Problem description. Using the data below, gather each line that includes the word "Skladem".
++++++++++
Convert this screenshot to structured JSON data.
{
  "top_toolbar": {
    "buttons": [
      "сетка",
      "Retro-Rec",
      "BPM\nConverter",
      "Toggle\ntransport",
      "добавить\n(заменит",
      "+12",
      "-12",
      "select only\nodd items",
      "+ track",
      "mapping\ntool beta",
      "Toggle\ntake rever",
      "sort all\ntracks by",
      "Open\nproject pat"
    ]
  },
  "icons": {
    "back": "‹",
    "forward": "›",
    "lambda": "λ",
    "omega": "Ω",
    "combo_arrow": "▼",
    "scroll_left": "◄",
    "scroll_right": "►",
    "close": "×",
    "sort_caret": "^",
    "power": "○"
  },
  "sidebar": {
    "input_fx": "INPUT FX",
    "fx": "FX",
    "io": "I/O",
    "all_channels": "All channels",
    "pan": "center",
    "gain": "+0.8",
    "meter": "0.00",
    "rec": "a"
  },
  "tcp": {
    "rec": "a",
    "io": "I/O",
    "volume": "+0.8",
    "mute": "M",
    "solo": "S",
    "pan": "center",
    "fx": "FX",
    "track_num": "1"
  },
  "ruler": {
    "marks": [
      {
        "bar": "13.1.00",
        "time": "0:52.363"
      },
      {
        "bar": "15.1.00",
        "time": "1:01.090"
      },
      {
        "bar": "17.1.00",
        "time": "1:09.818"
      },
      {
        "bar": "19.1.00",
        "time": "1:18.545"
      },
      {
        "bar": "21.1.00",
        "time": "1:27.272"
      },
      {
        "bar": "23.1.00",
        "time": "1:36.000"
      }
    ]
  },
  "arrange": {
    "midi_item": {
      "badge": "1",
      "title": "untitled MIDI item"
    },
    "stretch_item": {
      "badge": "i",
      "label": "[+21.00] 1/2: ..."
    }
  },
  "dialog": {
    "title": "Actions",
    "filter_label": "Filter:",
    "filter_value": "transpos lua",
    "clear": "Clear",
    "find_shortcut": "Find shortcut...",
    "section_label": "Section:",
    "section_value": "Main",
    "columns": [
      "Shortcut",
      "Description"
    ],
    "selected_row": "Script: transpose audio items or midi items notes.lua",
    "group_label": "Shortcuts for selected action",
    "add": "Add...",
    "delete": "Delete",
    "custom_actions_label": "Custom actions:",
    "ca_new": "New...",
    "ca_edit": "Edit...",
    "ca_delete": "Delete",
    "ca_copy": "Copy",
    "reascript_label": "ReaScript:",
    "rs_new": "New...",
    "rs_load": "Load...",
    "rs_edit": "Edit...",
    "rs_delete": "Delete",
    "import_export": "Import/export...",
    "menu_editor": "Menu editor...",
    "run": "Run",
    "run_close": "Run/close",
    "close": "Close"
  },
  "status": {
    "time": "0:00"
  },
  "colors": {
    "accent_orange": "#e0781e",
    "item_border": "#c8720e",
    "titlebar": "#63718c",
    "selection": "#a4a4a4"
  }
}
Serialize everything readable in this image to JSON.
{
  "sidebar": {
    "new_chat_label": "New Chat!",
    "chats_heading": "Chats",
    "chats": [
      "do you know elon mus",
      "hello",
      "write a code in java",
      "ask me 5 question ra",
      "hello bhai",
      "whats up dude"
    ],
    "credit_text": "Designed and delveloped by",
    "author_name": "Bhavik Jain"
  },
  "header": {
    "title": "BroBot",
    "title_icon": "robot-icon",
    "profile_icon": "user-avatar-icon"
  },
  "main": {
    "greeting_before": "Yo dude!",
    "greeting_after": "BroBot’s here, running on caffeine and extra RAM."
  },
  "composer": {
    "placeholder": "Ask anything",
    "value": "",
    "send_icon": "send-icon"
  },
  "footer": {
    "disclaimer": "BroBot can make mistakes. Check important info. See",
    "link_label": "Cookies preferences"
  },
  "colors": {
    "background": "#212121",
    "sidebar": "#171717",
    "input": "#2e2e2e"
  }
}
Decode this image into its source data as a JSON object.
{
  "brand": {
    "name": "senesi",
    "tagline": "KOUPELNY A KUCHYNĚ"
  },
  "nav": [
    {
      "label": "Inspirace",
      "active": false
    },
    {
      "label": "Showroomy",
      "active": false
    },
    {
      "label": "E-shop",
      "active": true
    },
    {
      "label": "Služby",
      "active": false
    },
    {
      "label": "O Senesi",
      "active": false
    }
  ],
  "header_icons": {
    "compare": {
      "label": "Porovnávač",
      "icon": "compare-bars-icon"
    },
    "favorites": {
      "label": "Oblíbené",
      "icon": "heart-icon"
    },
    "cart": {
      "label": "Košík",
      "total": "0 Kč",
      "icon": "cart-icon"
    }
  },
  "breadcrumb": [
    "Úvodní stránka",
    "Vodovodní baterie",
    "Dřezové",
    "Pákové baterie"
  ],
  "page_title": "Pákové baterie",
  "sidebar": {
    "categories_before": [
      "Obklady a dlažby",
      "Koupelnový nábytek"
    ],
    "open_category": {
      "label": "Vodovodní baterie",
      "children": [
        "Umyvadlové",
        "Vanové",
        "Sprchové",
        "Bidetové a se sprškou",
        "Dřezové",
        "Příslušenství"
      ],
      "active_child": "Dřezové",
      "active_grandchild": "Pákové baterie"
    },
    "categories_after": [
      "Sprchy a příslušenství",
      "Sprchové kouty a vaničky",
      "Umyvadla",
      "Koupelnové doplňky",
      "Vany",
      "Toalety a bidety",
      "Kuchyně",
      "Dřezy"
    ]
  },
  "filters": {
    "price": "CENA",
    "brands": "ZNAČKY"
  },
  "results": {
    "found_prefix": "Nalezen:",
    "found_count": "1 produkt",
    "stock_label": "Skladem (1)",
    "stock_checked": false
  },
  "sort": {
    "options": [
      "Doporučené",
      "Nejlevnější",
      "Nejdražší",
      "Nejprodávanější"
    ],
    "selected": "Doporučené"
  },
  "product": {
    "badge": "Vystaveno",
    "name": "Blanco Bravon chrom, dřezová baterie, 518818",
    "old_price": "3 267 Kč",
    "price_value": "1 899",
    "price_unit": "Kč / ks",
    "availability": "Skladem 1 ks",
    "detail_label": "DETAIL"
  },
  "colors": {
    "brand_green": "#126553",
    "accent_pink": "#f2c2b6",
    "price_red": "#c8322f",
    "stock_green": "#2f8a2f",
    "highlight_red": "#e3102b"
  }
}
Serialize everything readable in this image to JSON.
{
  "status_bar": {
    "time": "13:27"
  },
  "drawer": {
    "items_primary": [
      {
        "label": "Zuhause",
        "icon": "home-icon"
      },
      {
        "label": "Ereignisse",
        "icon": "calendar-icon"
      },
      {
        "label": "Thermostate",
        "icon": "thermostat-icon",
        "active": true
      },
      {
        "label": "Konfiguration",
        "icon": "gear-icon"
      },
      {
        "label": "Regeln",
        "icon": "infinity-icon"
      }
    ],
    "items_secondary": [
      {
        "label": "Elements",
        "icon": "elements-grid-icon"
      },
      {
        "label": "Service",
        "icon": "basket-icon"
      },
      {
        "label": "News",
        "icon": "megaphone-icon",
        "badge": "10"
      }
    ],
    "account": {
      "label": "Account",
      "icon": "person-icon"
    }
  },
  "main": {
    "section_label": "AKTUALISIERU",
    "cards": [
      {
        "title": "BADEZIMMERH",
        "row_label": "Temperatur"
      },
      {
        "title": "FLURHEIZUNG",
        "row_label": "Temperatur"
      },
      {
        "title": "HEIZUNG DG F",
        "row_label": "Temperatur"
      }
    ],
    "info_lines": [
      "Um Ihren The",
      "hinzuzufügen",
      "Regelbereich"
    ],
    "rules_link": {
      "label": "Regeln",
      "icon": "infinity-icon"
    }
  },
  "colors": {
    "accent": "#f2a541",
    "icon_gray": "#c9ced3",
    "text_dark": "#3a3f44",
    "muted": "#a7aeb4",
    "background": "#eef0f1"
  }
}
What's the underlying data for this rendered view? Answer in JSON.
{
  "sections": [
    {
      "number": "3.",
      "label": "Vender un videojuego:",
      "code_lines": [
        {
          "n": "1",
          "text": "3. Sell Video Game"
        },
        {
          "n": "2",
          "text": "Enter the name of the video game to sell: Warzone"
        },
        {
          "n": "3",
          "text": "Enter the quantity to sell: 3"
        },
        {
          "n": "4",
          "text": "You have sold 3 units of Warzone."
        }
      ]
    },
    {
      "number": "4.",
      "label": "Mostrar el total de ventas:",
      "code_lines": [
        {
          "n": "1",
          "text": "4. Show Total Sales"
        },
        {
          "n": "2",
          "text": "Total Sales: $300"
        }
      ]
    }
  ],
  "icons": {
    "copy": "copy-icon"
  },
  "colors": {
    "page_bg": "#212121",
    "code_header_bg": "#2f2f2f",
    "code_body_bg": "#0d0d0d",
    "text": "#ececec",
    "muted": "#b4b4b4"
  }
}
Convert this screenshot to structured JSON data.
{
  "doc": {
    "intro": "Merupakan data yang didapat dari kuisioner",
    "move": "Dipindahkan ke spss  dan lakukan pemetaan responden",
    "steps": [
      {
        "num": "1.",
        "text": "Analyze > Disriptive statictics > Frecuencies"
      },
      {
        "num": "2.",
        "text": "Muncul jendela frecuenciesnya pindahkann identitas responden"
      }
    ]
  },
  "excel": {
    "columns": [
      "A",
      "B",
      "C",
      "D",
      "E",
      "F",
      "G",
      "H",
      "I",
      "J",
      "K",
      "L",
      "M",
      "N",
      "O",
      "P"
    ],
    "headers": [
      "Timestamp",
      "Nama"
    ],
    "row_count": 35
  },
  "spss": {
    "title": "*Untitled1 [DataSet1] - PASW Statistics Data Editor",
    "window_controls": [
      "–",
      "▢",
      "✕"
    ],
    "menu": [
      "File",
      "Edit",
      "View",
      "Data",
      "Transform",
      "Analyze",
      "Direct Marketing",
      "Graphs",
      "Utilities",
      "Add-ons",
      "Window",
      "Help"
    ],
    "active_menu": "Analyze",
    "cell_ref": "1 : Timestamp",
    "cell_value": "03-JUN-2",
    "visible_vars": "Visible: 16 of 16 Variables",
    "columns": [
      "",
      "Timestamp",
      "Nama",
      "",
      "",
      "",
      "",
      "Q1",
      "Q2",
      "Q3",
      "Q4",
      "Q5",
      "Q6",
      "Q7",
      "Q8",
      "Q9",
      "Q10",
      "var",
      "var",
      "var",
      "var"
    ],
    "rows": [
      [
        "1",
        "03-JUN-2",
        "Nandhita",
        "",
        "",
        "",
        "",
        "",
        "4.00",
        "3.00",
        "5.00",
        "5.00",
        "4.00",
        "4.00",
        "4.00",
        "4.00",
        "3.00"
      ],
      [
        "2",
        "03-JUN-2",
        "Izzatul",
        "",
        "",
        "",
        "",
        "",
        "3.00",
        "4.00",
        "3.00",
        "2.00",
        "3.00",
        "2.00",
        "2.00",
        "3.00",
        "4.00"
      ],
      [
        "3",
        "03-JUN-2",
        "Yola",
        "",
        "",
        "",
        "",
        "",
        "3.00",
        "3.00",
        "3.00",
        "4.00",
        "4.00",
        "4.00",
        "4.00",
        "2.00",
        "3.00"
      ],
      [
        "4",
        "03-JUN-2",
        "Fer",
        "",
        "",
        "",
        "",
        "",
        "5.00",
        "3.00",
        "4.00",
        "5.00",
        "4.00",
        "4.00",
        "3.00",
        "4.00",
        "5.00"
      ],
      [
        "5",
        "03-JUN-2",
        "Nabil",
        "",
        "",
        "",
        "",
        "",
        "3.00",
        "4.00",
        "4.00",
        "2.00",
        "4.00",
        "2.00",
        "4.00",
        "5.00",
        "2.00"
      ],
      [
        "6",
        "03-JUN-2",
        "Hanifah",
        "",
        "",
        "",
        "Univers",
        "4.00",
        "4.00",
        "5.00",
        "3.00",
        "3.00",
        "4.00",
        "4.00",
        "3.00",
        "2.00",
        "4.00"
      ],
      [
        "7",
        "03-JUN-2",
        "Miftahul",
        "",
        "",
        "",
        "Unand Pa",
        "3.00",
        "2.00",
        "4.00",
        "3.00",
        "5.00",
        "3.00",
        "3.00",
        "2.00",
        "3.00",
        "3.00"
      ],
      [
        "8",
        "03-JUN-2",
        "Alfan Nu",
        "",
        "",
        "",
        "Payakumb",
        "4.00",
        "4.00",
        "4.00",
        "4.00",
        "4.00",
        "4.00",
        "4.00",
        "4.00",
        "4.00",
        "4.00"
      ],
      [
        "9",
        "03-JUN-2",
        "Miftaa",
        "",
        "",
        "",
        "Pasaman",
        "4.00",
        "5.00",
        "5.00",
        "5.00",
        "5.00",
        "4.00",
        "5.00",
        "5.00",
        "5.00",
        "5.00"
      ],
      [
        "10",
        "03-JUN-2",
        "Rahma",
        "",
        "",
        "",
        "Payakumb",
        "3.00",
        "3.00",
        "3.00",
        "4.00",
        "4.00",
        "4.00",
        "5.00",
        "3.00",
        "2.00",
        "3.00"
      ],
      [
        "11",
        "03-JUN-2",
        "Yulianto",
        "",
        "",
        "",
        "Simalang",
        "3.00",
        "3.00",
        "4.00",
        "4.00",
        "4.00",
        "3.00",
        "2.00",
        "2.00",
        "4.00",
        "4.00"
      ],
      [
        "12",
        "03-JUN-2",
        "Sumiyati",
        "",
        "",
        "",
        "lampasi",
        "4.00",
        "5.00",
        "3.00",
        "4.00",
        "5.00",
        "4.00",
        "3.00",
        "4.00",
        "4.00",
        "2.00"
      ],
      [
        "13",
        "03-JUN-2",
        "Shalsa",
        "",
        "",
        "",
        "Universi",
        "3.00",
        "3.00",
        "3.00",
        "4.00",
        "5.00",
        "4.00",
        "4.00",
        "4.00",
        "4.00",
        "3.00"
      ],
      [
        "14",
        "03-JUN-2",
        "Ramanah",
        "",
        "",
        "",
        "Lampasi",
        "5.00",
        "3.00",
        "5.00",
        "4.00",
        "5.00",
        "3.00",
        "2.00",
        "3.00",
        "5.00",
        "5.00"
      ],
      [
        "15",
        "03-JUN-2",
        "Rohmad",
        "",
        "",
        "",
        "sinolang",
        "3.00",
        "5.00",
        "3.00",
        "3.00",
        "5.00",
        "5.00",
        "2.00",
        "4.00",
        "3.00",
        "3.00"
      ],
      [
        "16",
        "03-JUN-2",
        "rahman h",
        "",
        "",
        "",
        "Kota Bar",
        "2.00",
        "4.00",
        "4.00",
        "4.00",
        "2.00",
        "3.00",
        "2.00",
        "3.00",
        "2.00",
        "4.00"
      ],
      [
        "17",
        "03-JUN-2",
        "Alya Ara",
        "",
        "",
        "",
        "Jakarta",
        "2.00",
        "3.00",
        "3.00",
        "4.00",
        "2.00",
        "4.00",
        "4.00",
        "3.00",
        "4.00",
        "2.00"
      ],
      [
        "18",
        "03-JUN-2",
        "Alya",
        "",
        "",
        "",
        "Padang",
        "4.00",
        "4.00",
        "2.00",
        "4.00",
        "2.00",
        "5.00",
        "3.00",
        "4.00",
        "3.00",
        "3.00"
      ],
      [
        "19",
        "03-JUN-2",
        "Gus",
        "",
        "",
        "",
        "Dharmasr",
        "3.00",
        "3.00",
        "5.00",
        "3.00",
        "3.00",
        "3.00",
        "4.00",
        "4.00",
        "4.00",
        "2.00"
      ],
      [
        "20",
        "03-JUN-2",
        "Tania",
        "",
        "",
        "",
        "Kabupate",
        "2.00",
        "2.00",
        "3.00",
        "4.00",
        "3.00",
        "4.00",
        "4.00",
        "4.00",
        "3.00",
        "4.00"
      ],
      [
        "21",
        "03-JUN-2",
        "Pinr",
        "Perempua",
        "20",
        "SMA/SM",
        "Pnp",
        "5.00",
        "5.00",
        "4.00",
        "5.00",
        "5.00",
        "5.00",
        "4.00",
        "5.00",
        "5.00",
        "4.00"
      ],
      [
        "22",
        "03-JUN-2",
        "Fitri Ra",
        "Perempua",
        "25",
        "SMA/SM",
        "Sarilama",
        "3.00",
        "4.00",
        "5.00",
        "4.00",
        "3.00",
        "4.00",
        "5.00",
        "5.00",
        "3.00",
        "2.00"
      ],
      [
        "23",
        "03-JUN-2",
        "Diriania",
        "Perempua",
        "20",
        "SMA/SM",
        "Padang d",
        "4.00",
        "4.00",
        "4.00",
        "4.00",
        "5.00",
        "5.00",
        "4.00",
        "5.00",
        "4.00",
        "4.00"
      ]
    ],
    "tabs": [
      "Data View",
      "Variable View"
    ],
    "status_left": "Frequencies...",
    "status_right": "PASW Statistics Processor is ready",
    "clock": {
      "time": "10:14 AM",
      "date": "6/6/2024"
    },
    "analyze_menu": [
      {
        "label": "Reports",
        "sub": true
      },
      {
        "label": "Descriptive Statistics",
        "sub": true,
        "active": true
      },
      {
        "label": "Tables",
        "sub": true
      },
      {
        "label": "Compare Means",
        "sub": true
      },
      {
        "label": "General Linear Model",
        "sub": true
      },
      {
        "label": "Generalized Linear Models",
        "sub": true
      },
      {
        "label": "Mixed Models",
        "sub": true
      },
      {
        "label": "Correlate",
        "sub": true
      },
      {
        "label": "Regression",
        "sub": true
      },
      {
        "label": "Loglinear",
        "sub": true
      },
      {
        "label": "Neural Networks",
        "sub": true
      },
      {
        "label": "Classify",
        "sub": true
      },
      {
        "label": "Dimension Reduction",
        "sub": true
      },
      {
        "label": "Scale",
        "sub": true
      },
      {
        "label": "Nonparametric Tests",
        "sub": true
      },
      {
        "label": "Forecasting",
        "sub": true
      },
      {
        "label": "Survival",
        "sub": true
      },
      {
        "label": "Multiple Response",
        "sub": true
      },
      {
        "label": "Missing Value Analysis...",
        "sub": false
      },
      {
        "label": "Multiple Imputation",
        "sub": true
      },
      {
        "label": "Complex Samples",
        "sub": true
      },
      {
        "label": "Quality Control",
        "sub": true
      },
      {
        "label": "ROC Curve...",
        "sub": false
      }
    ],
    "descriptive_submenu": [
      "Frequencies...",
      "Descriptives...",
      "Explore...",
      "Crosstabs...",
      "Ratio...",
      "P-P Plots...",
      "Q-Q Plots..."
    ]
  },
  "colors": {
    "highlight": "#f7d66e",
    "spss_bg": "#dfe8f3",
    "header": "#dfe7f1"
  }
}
++++++++++
Finished task.
    "stock_label": "Skladem (1)",
    "availability": "Skladem 1 ks",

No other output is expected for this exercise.